§ **EXERCISE DETAILS**:
For this exercise, copy out each line of the material below that includes "Bell".

◆ ◆ ◆ ◆ ◆

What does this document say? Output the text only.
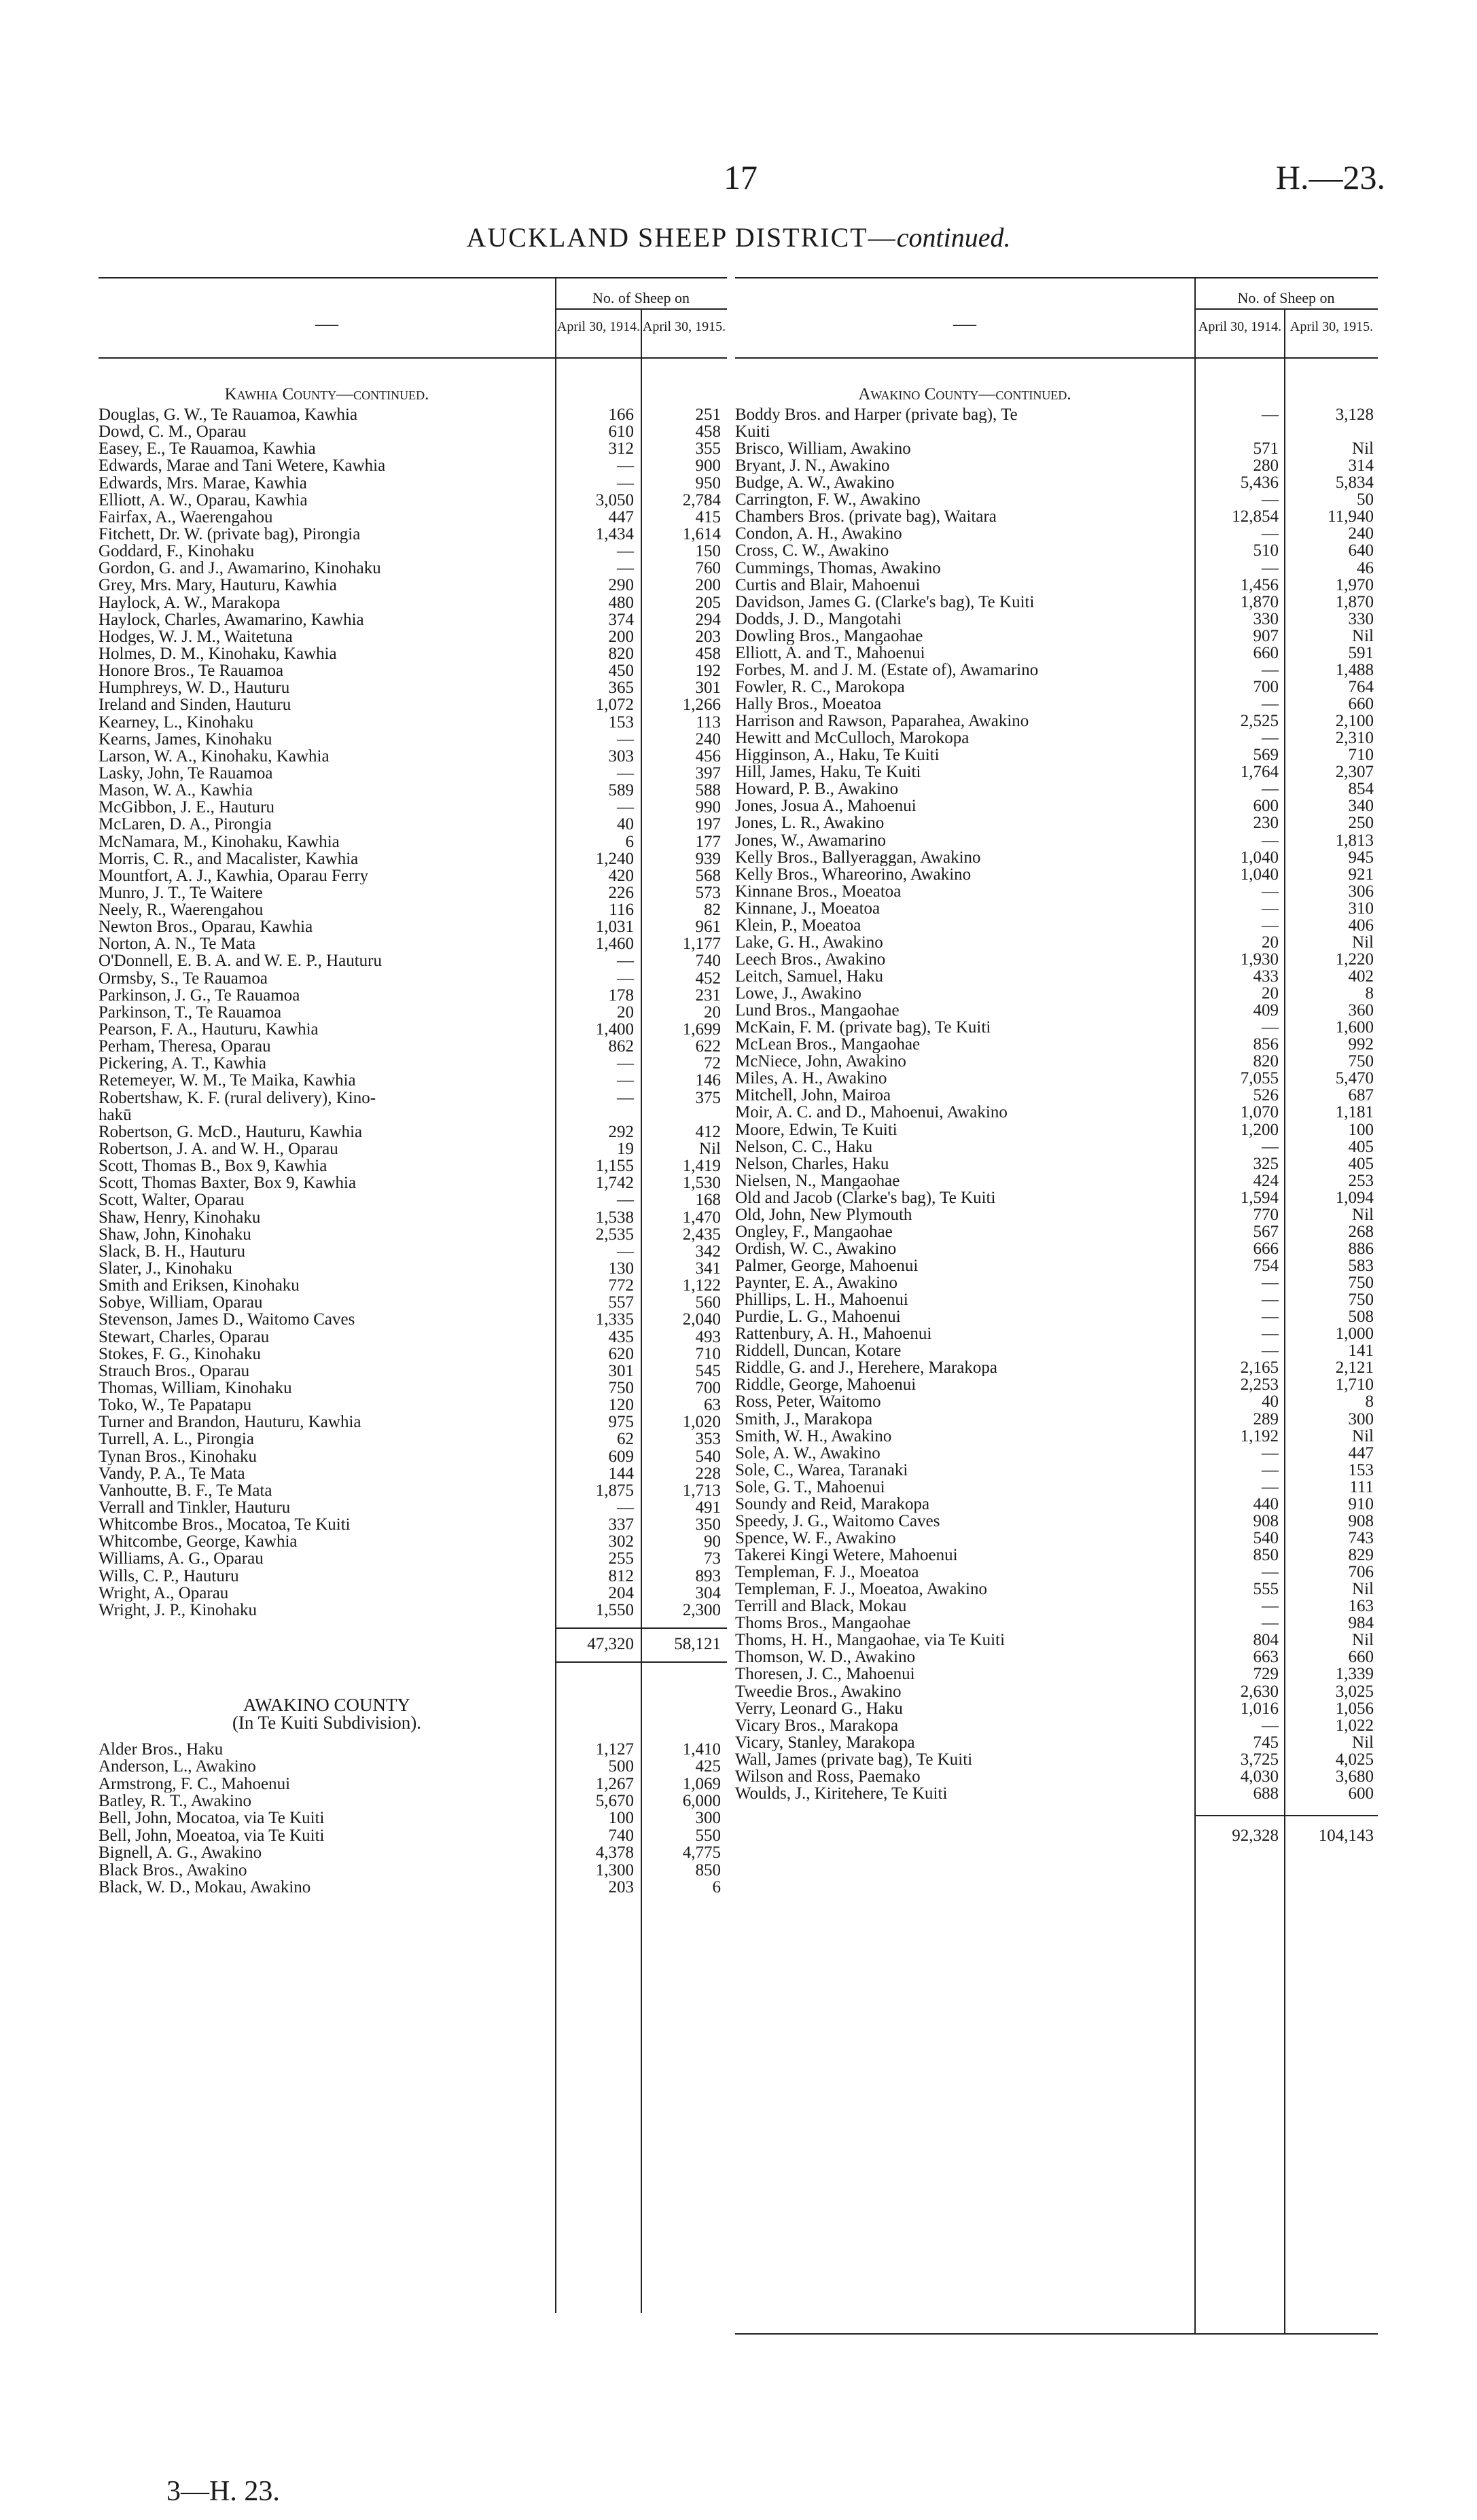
17	H.—23.
AUCKLAND SHEEP DISTRICT—continued.
—
No. of Sheep on
April 30, 1914. April 30, 1915.
Kawhia County—continued.
Douglas, G. W., Te Rauamoa, Kawhia	166	251
Dowd, C. M., Oparau	610	458
Easey, E., Te Rauamoa, Kawhia	312	355
Edwards, Marae and Tani Wetere, Kawhia	—	900
Edwards, Mrs. Marae, Kawhia	—	950
Elliott, A. W., Oparau, Kawhia	3,050	2,784
Fairfax, A., Waerengahou	447	415
Fitchett, Dr. W. (private bag), Pirongia	1,434	1,614
Goddard, F., Kinohaku	—	150
Gordon, G. and J., Awamarino, Kinohaku	—	760
Grey, Mrs. Mary, Hauturu, Kawhia	290	200
Haylock, A. W., Marakopa	480	205
Haylock, Charles, Awamarino, Kawhia	374	294
Hodges, W. J. M., Waitetuna	200	203
Holmes, D. M., Kinohaku, Kawhia	820	458
Honore Bros., Te Rauamoa	450	192
Humphreys, W. D., Hauturu	365	301
Ireland and Sinden, Hauturu	1,072	1,266
Kearney, L., Kinohaku	153	113
Kearns, James, Kinohaku	—	240
Larson, W. A., Kinohaku, Kawhia	303	456
Lasky, John, Te Rauamoa	—	397
Mason, W. A., Kawhia	589	588
McGibbon, J. E., Hauturu	—	990
McLaren, D. A., Pirongia	40	197
McNamara, M., Kinohaku, Kawhia	6	177
Morris, C. R., and Macalister, Kawhia	1,240	939
Mountfort, A. J., Kawhia, Oparau Ferry	420	568
Munro, J. T., Te Waitere	226	573
Neely, R., Waerengahou	116	82
Newton Bros., Oparau, Kawhia	1,031	961
Norton, A. N., Te Mata	1,460	1,177
O'Donnell, E. B. A. and W. E. P., Hauturu	—	740
Ormsby, S., Te Rauamoa	—	452
Parkinson, J. G., Te Rauamoa	178	231
Parkinson, T., Te Rauamoa	20	20
Pearson, F. A., Hauturu, Kawhia	1,400	1,699
Perham, Theresa, Oparau	862	622
Pickering, A. T., Kawhia	—	72
Retemeyer, W. M., Te Maika, Kawhia	—	146
Robertshaw, K. F. (rural delivery), Kino-	—	375
hakū
Robertson, G. McD., Hauturu, Kawhia	292	412
Robertson, J. A. and W. H., Oparau	19	Nil
Scott, Thomas B., Box 9, Kawhia	1,155	1,419
Scott, Thomas Baxter, Box 9, Kawhia	1,742	1,530
Scott, Walter, Oparau	—	168
Shaw, Henry, Kinohaku	1,538	1,470
Shaw, John, Kinohaku	2,535	2,435
Slack, B. H., Hauturu	—	342
Slater, J., Kinohaku	130	341
Smith and Eriksen, Kinohaku	772	1,122
Sobye, William, Oparau	557	560
Stevenson, James D., Waitomo Caves	1,335	2,040
Stewart, Charles, Oparau	435	493
Stokes, F. G., Kinohaku	620	710
Strauch Bros., Oparau	301	545
Thomas, William, Kinohaku	750	700
Toko, W., Te Papatapu	120	63
Turner and Brandon, Hauturu, Kawhia	975	1,020
Turrell, A. L., Pirongia	62	353
Tynan Bros., Kinohaku	609	540
Vandy, P. A., Te Mata	144	228
Vanhoutte, B. F., Te Mata	1,875	1,713
Verrall and Tinkler, Hauturu	—	491
Whitcombe Bros., Mocatoa, Te Kuiti	337	350
Whitcombe, George, Kawhia	302	90
Williams, A. G., Oparau	255	73
Wills, C. P., Hauturu	812	893
Wright, A., Oparau	204	304
Wright, J. P., Kinohaku	1,550	2,300
47,320	58,121
AWAKINO COUNTY
(In Te Kuiti Subdivision).
Alder Bros., Haku	1,127	1,410
Anderson, L., Awakino	500	425
Armstrong, F. C., Mahoenui	1,267	1,069
Batley, R. T., Awakino	5,670	6,000
Bell, John, Mocatoa, via Te Kuiti	100	300
Bell, John, Moeatoa, via Te Kuiti	740	550
Bignell, A. G., Awakino	4,378	4,775
Black Bros., Awakino	1,300	850
Black, W. D., Mokau, Awakino	203	6
—
No. of Sheep on
April 30, 1914. April 30, 1915.
Awakino County—continued.
Boddy Bros. and Harper (private bag), Te	—	3,128
Kuiti
Brisco, William, Awakino	571	Nil
Bryant, J. N., Awakino	280	314
Budge, A. W., Awakino	5,436	5,834
Carrington, F. W., Awakino	—	50
Chambers Bros. (private bag), Waitara	12,854	11,940
Condon, A. H., Awakino	—	240
Cross, C. W., Awakino	510	640
Cummings, Thomas, Awakino	—	46
Curtis and Blair, Mahoenui	1,456	1,970
Davidson, James G. (Clarke's bag), Te Kuiti	1,870	1,870
Dodds, J. D., Mangotahi	330	330
Dowling Bros., Mangaohae	907	Nil
Elliott, A. and T., Mahoenui	660	591
Forbes, M. and J. M. (Estate of), Awamarino	—	1,488
Fowler, R. C., Marokopa	700	764
Hally Bros., Moeatoa	—	660
Harrison and Rawson, Paparahea, Awakino	2,525	2,100
Hewitt and McCulloch, Marokopa	—	2,310
Higginson, A., Haku, Te Kuiti	569	710
Hill, James, Haku, Te Kuiti	1,764	2,307
Howard, P. B., Awakino	—	854
Jones, Josua A., Mahoenui	600	340
Jones, L. R., Awakino	230	250
Jones, W., Awamarino	—	1,813
Kelly Bros., Ballyeraggan, Awakino	1,040	945
Kelly Bros., Whareorino, Awakino	1,040	921
Kinnane Bros., Moeatoa	—	306
Kinnane, J., Moeatoa	—	310
Klein, P., Moeatoa	—	406
Lake, G. H., Awakino	20	Nil
Leech Bros., Awakino	1,930	1,220
Leitch, Samuel, Haku	433	402
Lowe, J., Awakino	20	8
Lund Bros., Mangaohae	409	360
McKain, F. M. (private bag), Te Kuiti	—	1,600
McLean Bros., Mangaohae	856	992
McNiece, John, Awakino	820	750
Miles, A. H., Awakino	7,055	5,470
Mitchell, John, Mairoa	526	687
Moir, A. C. and D., Mahoenui, Awakino	1,070	1,181
Moore, Edwin, Te Kuiti	1,200	100
Nelson, C. C., Haku	—	405
Nelson, Charles, Haku	325	405
Nielsen, N., Mangaohae	424	253
Old and Jacob (Clarke's bag), Te Kuiti	1,594	1,094
Old, John, New Plymouth	770	Nil
Ongley, F., Mangaohae	567	268
Ordish, W. C., Awakino	666	886
Palmer, George, Mahoenui	754	583
Paynter, E. A., Awakino	—	750
Phillips, L. H., Mahoenui	—	750
Purdie, L. G., Mahoenui	—	508
Rattenbury, A. H., Mahoenui	—	1,000
Riddell, Duncan, Kotare	—	141
Riddle, G. and J., Herehere, Marakopa	2,165	2,121
Riddle, George, Mahoenui	2,253	1,710
Ross, Peter, Waitomo	40	8
Smith, J., Marakopa	289	300
Smith, W. H., Awakino	1,192	Nil
Sole, A. W., Awakino	—	447
Sole, C., Warea, Taranaki	—	153
Sole, G. T., Mahoenui	—	111
Soundy and Reid, Marakopa	440	910
Speedy, J. G., Waitomo Caves	908	908
Spence, W. F., Awakino	540	743
Takerei Kingi Wetere, Mahoenui	850	829
Templeman, F. J., Moeatoa	—	706
Templeman, F. J., Moeatoa, Awakino	555	Nil
Terrill and Black, Mokau	—	163
Thoms Bros., Mangaohae	—	984
Thoms, H. H., Mangaohae, via Te Kuiti	804	Nil
Thomson, W. D., Awakino	663	660
Thoresen, J. C., Mahoenui	729	1,339
Tweedie Bros., Awakino	2,630	3,025
Verry, Leonard G., Haku	1,016	1,056
Vicary Bros., Marakopa	—	1,022
Vicary, Stanley, Marakopa	745	Nil
Wall, James (private bag), Te Kuiti	3,725	4,025
Wilson and Ross, Paemako	4,030	3,680
Woulds, J., Kiritehere, Te Kuiti	688	600
92,328	104,143
3—H. 23.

◆ ◆ ◆ ◆ ◆

§ **TASK RESPONSE**:
Bell, John, Mocatoa, via Te Kuiti	100	300
Bell, John, Moeatoa, via Te Kuiti	740	550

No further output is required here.